◆ Data records ◆
────────────────────
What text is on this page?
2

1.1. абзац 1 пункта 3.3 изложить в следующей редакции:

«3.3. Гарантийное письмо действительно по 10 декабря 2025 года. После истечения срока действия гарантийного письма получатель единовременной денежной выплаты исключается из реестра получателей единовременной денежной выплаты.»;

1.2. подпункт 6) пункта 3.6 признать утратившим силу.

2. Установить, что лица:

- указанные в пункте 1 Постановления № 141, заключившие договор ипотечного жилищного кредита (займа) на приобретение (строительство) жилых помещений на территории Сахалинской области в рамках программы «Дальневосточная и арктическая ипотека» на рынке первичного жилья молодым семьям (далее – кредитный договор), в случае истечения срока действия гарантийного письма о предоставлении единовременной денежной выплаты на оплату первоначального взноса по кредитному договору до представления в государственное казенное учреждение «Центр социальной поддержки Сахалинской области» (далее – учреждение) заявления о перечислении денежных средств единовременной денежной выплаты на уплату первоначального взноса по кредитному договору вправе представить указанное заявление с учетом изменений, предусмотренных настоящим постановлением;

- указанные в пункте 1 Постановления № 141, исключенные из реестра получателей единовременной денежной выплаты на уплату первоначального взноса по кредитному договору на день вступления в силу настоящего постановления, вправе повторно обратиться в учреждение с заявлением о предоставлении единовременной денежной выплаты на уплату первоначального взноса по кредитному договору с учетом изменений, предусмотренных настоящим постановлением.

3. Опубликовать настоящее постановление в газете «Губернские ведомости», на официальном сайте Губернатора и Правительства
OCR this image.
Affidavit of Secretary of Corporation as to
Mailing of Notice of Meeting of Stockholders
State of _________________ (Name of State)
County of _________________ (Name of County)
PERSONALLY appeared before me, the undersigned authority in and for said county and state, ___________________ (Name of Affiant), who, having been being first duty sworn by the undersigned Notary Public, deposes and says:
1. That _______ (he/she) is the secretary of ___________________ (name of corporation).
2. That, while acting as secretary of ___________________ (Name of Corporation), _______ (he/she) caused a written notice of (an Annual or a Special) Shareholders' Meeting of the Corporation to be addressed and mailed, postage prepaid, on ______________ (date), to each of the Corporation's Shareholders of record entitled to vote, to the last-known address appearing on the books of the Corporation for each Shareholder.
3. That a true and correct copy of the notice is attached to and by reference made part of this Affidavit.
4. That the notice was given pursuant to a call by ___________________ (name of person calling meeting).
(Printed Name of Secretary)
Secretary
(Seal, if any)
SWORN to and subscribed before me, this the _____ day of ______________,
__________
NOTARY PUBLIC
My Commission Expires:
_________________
────────────────────
◆ Written exercise ◆
Retype the records above exactly.

◆ Full output ◆
What text is on this page?
2

1.1. абзац 1 пункта 3.3 изложить в следующей редакции:

«3.3. Гарантийное письмо действительно по 10 декабря 2025 года. После истечения срока действия гарантийного письма получатель единовременной денежной выплаты исключается из реестра получателей единовременной денежной выплаты.»;

1.2. подпункт 6) пункта 3.6 признать утратившим силу.

2. Установить, что лица:

- указанные в пункте 1 Постановления № 141, заключившие договор ипотечного жилищного кредита (займа) на приобретение (строительство) жилых помещений на территории Сахалинской области в рамках программы «Дальневосточная и арктическая ипотека» на рынке первичного жилья молодым семьям (далее – кредитный договор), в случае истечения срока действия гарантийного письма о предоставлении единовременной денежной выплаты на оплату первоначального взноса по кредитному договору до представления в государственное казенное учреждение «Центр социальной поддержки Сахалинской области» (далее – учреждение) заявления о перечислении денежных средств единовременной денежной выплаты на уплату первоначального взноса по кредитному договору вправе представить указанное заявление с учетом изменений, предусмотренных настоящим постановлением;

- указанные в пункте 1 Постановления № 141, исключенные из реестра получателей единовременной денежной выплаты на уплату первоначального взноса по кредитному договору на день вступления в силу настоящего постановления, вправе повторно обратиться в учреждение с заявлением о предоставлении единовременной денежной выплаты на уплату первоначального взноса по кредитному договору с учетом изменений, предусмотренных настоящим постановлением.

3. Опубликовать настоящее постановление в газете «Губернские ведомости», на официальном сайте Губернатора и Правительства
OCR this image.
Affidavit of Secretary of Corporation as to
Mailing of Notice of Meeting of Stockholders
State of _________________ (Name of State)
County of _________________ (Name of County)
PERSONALLY appeared before me, the undersigned authority in and for said county and state, ___________________ (Name of Affiant), who, having been being first duty sworn by the undersigned Notary Public, deposes and says:
1. That _______ (he/she) is the secretary of ___________________ (name of corporation).
2. That, while acting as secretary of ___________________ (Name of Corporation), _______ (he/she) caused a written notice of (an Annual or a Special) Shareholders' Meeting of the Corporation to be addressed and mailed, postage prepaid, on ______________ (date), to each of the Corporation's Shareholders of record entitled to vote, to the last-known address appearing on the books of the Corporation for each Shareholder.
3. That a true and correct copy of the notice is attached to and by reference made part of this Affidavit.
4. That the notice was given pursuant to a call by ___________________ (name of person calling meeting).
(Printed Name of Secretary)
Secretary
(Seal, if any)
SWORN to and subscribed before me, this the _____ day of ______________,
__________
NOTARY PUBLIC
My Commission Expires:
_________________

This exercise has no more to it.